→ What is needed
Copy, in full, each line of the material that holds the word "level".

• • • • •

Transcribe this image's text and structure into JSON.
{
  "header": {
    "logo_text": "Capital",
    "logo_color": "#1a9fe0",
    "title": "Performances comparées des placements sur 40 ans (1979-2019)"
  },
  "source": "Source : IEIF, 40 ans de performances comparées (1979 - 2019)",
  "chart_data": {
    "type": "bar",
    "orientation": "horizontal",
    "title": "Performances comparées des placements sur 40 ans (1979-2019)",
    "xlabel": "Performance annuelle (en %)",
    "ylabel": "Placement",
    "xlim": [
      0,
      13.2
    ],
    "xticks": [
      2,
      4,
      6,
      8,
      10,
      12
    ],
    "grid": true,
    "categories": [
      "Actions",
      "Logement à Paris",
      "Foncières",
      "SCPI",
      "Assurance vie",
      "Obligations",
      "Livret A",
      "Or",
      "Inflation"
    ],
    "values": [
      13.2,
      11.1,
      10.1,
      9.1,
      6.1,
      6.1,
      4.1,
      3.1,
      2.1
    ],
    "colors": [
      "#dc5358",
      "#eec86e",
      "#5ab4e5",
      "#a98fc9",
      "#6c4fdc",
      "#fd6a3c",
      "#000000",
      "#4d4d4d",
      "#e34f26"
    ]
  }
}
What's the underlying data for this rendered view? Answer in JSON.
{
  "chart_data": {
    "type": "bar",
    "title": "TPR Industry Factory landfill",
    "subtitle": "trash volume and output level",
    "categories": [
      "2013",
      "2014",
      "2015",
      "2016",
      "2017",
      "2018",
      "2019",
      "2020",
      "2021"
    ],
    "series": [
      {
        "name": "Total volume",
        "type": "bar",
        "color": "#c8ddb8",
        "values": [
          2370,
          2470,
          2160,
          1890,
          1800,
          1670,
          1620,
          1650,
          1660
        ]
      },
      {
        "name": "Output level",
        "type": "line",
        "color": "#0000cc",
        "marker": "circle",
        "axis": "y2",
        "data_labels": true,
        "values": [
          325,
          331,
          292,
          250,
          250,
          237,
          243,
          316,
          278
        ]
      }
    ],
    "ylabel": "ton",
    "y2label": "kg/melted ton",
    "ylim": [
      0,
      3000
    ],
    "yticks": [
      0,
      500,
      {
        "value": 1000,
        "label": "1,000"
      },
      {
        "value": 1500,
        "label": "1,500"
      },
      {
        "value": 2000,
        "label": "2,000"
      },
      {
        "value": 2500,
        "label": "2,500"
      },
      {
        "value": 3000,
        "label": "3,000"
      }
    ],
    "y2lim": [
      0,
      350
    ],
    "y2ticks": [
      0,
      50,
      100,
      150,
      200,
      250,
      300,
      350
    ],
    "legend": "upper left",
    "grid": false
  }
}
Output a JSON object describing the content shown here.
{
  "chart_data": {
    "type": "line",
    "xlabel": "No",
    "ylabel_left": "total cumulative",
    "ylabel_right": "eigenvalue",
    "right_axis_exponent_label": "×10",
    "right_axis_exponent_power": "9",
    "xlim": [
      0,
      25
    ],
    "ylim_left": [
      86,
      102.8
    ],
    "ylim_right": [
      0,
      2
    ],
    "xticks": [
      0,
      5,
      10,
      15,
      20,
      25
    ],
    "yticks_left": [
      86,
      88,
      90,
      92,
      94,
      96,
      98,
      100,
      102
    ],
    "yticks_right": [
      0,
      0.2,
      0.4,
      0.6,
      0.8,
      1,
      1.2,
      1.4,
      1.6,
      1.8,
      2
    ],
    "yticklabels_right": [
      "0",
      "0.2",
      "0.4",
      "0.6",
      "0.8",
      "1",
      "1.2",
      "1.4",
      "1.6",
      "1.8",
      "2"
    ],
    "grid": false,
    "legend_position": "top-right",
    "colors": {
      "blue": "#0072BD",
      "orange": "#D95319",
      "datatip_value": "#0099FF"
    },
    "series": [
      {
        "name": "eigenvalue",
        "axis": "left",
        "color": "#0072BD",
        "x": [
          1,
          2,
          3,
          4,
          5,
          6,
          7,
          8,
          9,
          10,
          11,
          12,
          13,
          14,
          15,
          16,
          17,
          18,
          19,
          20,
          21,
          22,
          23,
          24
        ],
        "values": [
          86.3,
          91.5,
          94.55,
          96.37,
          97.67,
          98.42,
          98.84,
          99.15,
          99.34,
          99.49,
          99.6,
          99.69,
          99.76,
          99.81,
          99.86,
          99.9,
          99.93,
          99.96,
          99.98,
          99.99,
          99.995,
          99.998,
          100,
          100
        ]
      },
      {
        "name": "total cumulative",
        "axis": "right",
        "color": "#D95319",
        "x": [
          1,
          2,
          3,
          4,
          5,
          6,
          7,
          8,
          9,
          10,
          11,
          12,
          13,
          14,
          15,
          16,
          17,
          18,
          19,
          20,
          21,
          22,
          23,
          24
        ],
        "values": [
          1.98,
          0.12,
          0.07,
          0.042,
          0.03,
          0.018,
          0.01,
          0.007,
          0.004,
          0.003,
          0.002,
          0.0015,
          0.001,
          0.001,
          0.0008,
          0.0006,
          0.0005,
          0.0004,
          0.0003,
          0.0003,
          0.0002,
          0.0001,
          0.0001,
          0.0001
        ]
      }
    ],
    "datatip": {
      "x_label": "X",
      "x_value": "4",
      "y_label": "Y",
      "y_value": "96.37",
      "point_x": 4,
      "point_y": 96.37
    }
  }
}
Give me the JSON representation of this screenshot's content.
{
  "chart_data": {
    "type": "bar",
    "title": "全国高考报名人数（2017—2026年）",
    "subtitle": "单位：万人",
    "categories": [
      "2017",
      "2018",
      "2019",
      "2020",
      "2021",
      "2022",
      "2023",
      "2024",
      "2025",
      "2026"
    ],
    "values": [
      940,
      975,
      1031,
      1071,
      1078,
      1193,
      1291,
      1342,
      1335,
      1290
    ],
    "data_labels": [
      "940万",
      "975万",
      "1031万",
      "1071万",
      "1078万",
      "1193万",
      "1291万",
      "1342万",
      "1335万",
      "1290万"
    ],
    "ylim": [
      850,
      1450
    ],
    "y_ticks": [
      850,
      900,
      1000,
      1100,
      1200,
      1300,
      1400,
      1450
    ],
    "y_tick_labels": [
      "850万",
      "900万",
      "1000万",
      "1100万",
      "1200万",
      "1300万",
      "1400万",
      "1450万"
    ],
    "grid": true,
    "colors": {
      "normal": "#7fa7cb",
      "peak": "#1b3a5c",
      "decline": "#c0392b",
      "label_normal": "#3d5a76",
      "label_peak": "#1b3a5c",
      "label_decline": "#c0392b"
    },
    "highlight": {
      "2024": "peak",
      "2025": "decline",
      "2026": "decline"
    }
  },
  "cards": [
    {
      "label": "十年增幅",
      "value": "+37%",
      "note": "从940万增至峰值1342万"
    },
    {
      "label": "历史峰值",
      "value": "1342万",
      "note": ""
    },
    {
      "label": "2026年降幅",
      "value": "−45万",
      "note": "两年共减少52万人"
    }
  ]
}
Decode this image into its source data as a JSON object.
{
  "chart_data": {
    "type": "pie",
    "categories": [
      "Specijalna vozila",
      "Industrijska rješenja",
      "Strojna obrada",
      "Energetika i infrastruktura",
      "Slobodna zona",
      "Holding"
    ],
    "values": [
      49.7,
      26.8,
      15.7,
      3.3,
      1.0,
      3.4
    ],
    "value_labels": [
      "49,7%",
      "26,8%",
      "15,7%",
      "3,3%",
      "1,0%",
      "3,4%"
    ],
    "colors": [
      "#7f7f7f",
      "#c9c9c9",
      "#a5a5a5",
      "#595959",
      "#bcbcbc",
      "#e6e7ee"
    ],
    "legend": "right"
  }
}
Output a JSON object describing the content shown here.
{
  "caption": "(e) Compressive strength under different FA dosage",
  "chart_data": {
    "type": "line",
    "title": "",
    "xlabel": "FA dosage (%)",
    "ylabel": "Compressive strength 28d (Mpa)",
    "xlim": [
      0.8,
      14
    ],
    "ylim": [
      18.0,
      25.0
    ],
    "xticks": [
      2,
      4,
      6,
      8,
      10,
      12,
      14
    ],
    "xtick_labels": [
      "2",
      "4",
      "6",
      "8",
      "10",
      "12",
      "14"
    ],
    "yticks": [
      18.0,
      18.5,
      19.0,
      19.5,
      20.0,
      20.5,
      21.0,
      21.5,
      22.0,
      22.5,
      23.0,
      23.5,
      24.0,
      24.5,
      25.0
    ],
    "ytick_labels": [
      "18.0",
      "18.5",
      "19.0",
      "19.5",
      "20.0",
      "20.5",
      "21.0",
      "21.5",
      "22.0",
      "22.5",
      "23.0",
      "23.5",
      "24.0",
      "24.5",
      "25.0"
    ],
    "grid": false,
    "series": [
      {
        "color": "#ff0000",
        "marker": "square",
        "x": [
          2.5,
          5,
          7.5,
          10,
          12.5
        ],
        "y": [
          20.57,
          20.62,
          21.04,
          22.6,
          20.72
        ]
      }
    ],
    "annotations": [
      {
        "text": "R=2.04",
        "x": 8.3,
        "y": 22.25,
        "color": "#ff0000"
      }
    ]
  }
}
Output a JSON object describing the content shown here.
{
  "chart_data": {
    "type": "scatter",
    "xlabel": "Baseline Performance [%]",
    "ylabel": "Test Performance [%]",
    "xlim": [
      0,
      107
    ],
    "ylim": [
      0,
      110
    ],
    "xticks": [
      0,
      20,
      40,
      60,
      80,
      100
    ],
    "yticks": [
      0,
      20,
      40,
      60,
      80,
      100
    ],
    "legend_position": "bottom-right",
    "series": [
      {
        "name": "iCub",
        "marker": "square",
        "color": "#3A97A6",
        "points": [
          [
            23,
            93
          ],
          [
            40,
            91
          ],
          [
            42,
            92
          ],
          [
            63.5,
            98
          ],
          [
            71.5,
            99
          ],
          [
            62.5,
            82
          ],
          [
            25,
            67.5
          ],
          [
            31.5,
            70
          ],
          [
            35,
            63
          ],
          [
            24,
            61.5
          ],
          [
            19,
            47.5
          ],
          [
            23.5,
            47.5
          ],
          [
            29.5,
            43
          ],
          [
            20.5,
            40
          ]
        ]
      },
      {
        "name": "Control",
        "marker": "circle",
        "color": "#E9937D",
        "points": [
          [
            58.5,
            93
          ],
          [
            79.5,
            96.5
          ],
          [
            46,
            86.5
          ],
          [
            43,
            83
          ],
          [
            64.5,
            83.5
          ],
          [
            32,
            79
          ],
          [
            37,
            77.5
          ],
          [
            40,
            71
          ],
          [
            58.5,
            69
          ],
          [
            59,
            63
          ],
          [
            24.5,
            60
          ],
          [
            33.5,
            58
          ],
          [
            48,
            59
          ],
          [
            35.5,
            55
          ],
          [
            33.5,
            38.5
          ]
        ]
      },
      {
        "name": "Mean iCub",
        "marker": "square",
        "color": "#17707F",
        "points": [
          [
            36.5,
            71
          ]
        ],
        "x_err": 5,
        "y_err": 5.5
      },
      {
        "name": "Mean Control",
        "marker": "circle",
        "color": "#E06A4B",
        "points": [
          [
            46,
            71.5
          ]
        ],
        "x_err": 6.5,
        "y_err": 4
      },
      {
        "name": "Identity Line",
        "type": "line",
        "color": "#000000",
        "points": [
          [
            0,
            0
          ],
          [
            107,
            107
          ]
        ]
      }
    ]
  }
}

• • • • •

→ Written response
    "subtitle": "trash volume and output level",
        "name": "Output level",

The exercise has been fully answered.